• _Problem details_: Where a line holds the string "PRODUCT", return that line.

* start Data for the task *

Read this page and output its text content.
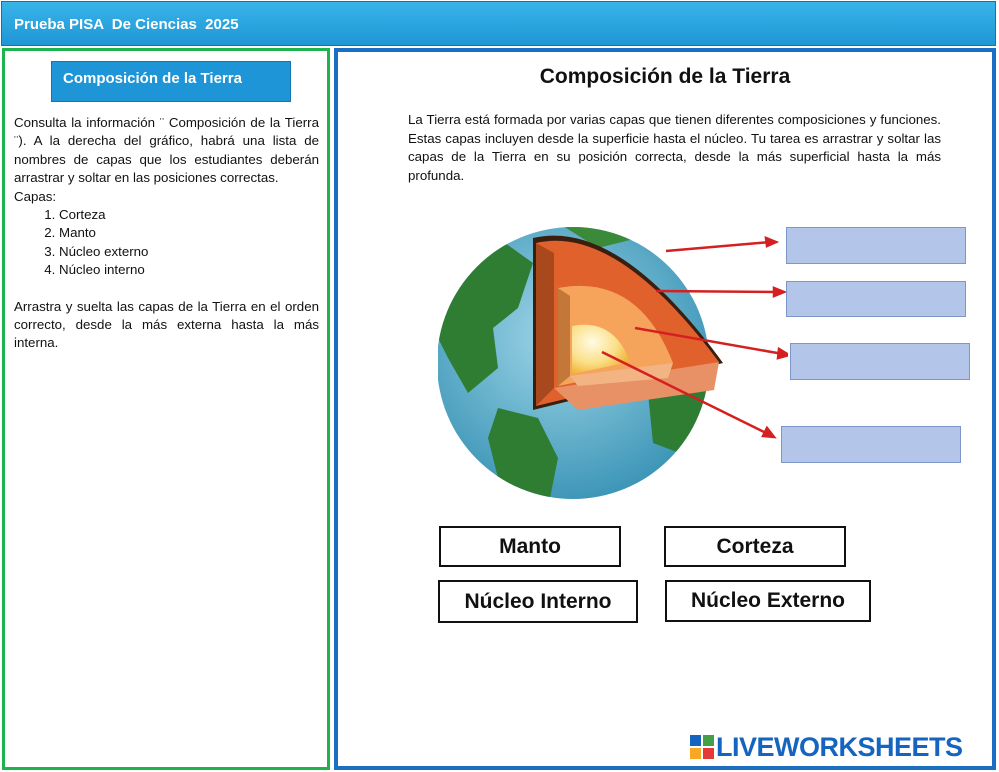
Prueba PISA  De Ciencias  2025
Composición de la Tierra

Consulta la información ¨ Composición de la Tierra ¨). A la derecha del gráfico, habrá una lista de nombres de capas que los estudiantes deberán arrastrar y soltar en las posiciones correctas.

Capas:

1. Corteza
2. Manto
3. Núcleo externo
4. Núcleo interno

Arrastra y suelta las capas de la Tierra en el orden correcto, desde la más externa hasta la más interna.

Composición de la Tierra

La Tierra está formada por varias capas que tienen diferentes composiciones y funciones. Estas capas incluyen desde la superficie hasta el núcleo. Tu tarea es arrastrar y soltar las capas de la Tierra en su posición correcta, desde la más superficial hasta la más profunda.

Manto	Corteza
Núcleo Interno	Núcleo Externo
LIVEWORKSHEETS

* end Data for the task *
* start Data for the task *

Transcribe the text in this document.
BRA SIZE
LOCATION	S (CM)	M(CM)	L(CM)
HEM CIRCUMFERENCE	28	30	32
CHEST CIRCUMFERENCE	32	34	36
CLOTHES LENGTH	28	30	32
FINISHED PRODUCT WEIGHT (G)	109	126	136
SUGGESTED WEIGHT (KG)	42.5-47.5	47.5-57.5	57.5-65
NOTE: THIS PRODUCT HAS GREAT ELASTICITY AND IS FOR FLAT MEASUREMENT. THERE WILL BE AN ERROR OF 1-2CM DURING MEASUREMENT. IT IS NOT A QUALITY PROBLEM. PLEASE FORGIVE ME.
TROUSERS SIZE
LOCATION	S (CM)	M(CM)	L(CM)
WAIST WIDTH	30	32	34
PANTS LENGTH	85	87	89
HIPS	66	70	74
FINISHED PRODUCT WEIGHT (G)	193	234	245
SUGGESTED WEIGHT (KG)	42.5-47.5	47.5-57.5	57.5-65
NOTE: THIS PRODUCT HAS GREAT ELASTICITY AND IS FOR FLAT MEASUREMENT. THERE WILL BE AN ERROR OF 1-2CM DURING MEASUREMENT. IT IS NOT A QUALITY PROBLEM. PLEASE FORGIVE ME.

* end Data for the task *
* start Data for the task *

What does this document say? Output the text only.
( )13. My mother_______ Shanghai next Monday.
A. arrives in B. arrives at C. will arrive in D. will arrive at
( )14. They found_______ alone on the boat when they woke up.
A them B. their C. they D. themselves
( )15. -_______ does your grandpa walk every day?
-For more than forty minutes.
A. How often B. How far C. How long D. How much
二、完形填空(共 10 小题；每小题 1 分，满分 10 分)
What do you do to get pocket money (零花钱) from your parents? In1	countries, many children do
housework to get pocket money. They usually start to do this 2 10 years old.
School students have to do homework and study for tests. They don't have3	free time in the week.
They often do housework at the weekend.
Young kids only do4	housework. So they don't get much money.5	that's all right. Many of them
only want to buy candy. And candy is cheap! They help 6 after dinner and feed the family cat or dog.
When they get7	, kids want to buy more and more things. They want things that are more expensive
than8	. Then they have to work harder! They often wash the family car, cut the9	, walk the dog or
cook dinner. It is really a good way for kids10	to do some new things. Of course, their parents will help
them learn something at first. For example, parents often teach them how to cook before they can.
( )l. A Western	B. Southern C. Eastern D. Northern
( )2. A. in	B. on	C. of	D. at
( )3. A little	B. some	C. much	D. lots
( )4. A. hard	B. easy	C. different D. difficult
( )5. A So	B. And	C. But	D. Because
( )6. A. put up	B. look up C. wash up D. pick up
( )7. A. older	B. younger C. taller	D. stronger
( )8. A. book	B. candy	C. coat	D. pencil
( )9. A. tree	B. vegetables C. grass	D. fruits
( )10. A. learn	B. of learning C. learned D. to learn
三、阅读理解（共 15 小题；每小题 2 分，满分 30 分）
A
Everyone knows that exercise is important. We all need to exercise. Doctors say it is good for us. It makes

* end Data for the task *

• _Output of the exercise_:
FINISHED PRODUCT WEIGHT (G)	109	126	136
NOTE: THIS PRODUCT HAS GREAT ELASTICITY AND IS FOR FLAT MEASUREMENT. THERE WILL BE AN ERROR OF 1-2CM DURING MEASUREMENT. IT IS NOT A QUALITY PROBLEM. PLEASE FORGIVE ME.
FINISHED PRODUCT WEIGHT (G)	193	234	245
NOTE: THIS PRODUCT HAS GREAT ELASTICITY AND IS FOR FLAT MEASUREMENT. THERE WILL BE AN ERROR OF 1-2CM DURING MEASUREMENT. IT IS NOT A QUALITY PROBLEM. PLEASE FORGIVE ME.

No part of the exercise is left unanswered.